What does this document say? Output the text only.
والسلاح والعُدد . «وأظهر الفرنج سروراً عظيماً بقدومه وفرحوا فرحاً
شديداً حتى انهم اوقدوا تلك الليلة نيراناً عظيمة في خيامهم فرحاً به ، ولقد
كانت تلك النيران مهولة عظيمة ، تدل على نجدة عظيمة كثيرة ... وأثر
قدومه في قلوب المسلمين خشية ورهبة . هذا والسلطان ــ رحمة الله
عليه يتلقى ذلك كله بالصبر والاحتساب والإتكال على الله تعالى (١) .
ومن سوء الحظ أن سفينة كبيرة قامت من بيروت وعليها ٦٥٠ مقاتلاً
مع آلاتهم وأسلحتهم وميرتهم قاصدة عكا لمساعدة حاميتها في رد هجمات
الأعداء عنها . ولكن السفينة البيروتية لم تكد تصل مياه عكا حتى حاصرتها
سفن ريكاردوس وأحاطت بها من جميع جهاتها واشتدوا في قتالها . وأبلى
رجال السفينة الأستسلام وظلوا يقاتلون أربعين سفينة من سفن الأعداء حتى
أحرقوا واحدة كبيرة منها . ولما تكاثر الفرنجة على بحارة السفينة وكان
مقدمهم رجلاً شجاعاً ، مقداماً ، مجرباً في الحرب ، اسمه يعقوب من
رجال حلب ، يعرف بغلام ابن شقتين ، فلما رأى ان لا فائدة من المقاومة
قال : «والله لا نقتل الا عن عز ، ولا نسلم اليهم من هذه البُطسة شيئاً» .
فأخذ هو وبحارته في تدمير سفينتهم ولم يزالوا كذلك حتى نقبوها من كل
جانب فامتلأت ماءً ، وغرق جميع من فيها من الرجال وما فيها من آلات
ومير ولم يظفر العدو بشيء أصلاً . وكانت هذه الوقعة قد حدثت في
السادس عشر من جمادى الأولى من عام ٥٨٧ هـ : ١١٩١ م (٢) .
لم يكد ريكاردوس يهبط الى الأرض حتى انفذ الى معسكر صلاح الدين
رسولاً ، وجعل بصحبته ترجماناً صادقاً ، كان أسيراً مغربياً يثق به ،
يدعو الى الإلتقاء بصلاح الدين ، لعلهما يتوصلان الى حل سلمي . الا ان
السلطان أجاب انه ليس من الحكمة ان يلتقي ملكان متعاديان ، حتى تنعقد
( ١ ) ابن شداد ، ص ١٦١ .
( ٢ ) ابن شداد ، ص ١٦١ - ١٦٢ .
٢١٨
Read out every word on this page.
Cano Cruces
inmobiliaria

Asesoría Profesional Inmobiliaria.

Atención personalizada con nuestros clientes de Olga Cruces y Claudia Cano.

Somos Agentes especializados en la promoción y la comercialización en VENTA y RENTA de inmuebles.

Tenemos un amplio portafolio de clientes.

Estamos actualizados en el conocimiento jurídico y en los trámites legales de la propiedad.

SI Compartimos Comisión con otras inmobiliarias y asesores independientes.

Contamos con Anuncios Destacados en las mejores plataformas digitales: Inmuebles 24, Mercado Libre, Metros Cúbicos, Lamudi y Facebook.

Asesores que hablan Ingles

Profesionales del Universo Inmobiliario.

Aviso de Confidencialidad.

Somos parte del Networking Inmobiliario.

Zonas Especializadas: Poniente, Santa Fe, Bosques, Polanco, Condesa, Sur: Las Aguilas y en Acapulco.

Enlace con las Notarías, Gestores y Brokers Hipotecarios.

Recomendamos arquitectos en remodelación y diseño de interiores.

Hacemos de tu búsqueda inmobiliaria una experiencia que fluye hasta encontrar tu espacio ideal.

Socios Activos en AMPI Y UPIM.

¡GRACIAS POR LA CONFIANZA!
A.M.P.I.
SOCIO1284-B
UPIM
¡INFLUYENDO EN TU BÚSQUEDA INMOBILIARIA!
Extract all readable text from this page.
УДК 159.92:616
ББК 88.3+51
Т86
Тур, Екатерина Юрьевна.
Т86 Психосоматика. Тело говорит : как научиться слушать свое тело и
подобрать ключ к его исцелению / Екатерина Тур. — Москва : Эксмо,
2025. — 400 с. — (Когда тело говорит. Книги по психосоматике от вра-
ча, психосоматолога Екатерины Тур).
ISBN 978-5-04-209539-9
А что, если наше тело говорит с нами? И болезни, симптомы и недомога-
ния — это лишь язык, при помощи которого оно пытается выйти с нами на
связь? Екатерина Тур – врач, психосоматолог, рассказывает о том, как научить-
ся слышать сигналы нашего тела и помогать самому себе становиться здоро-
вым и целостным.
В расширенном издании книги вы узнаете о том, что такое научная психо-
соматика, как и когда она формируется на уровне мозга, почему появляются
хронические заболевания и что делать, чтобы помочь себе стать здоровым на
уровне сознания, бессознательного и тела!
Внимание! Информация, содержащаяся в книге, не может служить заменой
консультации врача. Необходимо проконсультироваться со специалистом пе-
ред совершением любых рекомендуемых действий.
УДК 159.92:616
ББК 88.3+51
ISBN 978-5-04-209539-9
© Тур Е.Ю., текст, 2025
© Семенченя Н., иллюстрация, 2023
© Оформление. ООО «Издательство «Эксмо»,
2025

......

Aim of the task -
Scan the lines for the string "عظيمة". Copy out each line that matches.

Task solution -
شديداً حتى انهم اوقدوا تلك الليلة نيراناً عظيمة في خيامهم فرحاً به ، ولقد
كانت تلك النيران مهولة عظيمة ، تدل على نجدة عظيمة كثيرة ... وأثر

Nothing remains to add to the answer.